→ TEXTAUSZUG
▽
Ostfriesland/Emsland - In unserer Serie Beziehungskiste geben Experten Lesern und Leserinnen Rat. Heute hat Marina (Name von der Redaktion geändert) aus dem Emsland eine Frage an unser Expertenteam:

Da ich es immer wieder in der Ex-Beziehung einer Freundin (sie Mitte 20, er Ende 20) mitbekommen habe: Was soll man tun, wenn der Partner seiner Freundin nach einem Streit nur die kalte Schulter zeigt? Komplett: kein Wort, keine Beachtung. Dann geht es nach einigen Tagen einfach normal weiter im Alltag, als hätte es keinen Streit gegeben. Wird das Problem thematisiert, gibt es wieder Streit. Und dann wieder Schweigen.

Antwort von Luca Leander Wolz – angehender Psychologe

Liebe Marina,

vielen Dank für Deine Frage. Das ist sicherlich ein Thema, welches viele Menschen umtreibt. Lasst uns zunächst einmal das Verhalten an sich analysieren. Man spricht hier auch vom sogenannten „Silent Treatment“ oder zu Deutsch „Toxisches Schweigen“. Das Schweigen fungiert dabei, wie Du schon richtig sagst, als eine Art Bestrafung und ist nach Watzlawick auch eine Art der Kommunikation – nur eben eine eher passiv-aggressive. Die ausführende Person erhält dadurch eine Form von Kontrolle.
△
→ AUFGABEN
**1)** Welche deutsche Bezeichnung für das „Silent Treatment“ nennt der Textauszug?
**2)** Gib den Abschnitt des Textauszugs von „Antwort von Luca“ bis einschließlich „Form von Kontrolle.“ wortgetreu wieder.
**3)** Welche Personennamen kommen im Textauszug vor? Zähle alle auf.

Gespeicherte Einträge
▽
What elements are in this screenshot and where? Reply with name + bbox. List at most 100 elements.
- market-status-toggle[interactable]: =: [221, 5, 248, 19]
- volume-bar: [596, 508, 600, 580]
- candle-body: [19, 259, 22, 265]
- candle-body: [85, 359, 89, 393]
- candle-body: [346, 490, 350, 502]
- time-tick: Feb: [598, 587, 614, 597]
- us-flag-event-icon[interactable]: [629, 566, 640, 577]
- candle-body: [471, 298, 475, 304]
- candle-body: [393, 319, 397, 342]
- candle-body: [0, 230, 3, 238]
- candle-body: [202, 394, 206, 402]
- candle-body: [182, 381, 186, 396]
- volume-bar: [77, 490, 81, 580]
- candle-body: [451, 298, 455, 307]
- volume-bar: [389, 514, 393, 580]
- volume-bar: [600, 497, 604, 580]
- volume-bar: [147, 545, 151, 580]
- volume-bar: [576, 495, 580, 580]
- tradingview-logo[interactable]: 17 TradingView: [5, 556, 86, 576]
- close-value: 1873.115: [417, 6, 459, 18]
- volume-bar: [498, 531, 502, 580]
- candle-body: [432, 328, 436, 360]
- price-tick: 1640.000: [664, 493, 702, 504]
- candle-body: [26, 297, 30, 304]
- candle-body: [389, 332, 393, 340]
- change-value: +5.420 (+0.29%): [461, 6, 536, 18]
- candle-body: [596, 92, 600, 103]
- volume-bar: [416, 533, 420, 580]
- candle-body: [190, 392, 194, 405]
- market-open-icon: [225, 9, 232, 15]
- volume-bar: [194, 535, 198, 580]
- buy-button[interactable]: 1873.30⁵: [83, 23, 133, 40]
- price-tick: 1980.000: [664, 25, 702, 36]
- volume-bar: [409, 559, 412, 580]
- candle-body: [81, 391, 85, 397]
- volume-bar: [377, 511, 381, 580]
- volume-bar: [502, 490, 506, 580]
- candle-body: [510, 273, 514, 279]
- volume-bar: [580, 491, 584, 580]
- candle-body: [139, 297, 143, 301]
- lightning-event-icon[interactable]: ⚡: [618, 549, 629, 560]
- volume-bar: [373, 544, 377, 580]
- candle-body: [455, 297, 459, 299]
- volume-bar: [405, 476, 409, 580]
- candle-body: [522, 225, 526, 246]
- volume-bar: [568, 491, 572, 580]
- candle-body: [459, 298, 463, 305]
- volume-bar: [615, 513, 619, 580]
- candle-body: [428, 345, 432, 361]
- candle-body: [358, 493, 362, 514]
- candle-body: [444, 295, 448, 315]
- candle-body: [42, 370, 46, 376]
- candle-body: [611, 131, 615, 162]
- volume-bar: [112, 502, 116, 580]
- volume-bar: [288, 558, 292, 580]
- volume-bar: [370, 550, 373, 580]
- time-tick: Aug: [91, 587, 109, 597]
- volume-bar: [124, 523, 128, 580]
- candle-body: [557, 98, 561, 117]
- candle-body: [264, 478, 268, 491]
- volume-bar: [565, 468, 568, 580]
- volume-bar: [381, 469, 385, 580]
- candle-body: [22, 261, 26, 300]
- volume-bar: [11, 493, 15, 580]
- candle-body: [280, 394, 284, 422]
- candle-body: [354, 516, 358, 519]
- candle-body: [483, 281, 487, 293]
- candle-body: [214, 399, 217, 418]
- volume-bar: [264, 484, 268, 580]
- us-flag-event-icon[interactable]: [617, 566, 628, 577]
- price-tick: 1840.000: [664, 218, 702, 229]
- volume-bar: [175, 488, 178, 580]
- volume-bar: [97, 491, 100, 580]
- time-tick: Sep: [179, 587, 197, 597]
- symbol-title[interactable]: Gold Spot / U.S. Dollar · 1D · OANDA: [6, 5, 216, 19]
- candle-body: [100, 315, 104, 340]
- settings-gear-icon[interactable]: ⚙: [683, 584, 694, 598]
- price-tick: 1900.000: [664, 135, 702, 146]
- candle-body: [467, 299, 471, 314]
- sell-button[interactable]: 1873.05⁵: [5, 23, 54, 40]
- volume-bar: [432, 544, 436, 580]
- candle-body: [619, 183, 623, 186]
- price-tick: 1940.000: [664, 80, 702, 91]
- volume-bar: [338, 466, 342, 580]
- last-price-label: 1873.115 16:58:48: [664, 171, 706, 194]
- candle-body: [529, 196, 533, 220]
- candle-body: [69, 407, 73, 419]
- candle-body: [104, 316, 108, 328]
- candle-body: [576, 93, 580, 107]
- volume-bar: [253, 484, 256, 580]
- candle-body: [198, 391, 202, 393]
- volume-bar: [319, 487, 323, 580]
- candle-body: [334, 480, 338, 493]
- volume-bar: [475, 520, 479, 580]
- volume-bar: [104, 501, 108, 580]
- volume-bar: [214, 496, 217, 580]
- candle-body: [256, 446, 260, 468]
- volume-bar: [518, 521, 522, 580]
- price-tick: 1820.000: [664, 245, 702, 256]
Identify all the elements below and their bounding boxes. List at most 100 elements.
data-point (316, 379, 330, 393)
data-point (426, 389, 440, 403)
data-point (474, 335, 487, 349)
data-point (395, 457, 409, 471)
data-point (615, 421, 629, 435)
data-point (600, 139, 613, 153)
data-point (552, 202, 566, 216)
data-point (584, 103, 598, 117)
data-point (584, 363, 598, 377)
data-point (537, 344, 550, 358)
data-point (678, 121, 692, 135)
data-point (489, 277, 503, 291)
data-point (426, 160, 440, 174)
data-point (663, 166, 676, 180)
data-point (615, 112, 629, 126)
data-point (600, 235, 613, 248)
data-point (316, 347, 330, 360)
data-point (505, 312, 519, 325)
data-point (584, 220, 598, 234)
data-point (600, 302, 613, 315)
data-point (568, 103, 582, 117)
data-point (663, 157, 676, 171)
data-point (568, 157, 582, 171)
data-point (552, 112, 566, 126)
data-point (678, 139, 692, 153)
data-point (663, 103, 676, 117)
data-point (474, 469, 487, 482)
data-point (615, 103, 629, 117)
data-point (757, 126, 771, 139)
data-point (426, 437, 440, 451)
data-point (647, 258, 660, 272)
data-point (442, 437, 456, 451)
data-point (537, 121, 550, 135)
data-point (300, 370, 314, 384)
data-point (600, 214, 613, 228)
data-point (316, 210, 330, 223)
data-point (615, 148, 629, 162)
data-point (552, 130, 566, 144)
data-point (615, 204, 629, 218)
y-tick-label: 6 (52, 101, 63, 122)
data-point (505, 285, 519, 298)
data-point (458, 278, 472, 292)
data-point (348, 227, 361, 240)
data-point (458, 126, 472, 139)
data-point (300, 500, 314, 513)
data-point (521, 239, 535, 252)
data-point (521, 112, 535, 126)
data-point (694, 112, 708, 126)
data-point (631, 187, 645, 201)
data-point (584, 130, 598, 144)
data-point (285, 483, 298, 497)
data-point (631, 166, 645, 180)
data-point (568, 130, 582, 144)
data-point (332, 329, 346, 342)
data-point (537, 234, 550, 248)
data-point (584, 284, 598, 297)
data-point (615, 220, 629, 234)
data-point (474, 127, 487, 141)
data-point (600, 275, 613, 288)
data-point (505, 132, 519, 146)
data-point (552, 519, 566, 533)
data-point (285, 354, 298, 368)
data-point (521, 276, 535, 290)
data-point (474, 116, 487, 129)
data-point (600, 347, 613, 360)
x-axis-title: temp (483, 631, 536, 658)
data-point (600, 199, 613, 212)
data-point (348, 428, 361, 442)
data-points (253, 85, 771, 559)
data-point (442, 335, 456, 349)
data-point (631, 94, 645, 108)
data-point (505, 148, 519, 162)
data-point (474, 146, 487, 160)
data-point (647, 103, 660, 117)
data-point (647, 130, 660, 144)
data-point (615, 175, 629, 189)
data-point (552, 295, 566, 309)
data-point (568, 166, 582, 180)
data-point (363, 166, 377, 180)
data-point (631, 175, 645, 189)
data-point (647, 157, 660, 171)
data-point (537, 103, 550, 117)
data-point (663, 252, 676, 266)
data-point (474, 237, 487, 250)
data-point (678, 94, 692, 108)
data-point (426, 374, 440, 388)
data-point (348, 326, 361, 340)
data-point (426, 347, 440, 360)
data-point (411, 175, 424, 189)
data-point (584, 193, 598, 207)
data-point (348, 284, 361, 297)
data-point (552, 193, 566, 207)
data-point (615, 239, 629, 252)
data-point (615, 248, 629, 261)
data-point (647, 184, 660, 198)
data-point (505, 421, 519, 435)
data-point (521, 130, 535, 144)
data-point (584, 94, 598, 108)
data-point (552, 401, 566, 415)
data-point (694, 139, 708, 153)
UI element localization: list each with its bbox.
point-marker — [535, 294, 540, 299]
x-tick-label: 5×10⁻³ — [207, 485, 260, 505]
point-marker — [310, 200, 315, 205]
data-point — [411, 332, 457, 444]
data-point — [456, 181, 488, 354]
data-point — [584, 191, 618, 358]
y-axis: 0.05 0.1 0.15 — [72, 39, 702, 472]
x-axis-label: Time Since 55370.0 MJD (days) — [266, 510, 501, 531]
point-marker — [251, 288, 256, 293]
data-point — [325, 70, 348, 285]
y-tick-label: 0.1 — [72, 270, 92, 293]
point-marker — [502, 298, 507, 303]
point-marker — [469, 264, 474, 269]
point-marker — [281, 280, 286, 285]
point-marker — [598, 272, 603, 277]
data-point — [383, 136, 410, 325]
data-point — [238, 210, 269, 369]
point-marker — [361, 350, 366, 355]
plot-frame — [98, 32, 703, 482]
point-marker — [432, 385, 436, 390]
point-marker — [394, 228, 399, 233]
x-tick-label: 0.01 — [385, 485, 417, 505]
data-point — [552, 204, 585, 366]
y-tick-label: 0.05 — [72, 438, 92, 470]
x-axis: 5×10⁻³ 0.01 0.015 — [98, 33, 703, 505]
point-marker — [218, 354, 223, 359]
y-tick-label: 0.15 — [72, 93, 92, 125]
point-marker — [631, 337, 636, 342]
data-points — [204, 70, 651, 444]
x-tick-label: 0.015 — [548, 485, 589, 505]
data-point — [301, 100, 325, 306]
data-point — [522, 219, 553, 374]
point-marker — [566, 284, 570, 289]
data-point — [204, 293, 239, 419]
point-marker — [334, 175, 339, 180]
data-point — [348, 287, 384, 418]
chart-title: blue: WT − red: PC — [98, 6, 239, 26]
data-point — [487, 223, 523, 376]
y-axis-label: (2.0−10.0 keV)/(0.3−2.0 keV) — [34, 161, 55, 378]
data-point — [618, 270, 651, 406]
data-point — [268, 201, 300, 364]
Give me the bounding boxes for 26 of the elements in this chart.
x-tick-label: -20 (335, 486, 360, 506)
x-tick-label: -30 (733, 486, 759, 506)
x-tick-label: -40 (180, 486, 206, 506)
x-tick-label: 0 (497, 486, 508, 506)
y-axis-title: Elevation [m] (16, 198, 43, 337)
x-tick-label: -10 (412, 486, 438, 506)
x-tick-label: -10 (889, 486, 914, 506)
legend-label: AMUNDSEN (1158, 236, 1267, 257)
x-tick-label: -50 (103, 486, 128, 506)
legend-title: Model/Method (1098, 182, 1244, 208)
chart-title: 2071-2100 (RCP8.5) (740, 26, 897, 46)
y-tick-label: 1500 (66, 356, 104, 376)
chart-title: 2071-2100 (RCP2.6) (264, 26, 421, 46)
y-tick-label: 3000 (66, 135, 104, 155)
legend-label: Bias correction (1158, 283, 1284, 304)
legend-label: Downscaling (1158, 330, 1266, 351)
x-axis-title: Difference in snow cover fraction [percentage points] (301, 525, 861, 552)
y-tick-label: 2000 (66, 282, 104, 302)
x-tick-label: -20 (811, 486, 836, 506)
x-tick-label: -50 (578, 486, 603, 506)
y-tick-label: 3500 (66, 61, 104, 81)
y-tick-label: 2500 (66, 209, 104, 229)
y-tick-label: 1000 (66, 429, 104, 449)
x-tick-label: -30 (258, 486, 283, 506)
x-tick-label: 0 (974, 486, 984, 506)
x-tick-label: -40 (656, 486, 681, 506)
△
→ LÖSUNGEN
**1)** „Toxisches Schweigen“

**2)**
Antwort von Luca Leander Wolz – angehender Psychologe

Liebe Marina,

vielen Dank für Deine Frage. Das ist sicherlich ein Thema, welches viele Menschen umtreibt. Lasst uns zunächst einmal das Verhalten an sich analysieren. Man spricht hier auch vom sogenannten „Silent Treatment“ oder zu Deutsch „Toxisches Schweigen“. Das Schweigen fungiert dabei, wie Du schon richtig sagst, als eine Art Bestrafung und ist nach Watzlawick auch eine Art der Kommunikation – nur eben eine eher passiv-aggressive. Die ausführende Person erhält dadurch eine Form von Kontrolle.

**3)** Marina, Luca Leander Wolz, Watzlawick